----- Extracted records

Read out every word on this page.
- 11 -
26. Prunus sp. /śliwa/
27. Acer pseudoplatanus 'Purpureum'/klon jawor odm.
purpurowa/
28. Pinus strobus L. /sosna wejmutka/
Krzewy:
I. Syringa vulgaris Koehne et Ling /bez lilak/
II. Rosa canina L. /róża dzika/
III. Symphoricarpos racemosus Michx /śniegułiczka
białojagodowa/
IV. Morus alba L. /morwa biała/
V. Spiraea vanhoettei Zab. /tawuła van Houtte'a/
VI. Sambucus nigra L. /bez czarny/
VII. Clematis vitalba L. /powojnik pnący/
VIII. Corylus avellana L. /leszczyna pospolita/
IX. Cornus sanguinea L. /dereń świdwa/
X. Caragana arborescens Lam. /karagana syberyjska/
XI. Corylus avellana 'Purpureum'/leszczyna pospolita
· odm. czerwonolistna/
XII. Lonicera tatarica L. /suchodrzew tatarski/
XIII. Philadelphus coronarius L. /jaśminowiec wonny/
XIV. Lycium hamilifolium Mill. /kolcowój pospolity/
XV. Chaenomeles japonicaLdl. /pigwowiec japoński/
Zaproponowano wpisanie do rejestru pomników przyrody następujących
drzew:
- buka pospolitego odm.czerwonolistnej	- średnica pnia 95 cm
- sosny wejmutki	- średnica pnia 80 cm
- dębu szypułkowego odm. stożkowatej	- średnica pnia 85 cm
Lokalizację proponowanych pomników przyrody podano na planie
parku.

----------

Requirement
Report how many lines of the records above contain the word "przyrody", and give only that number.

Expected answer
2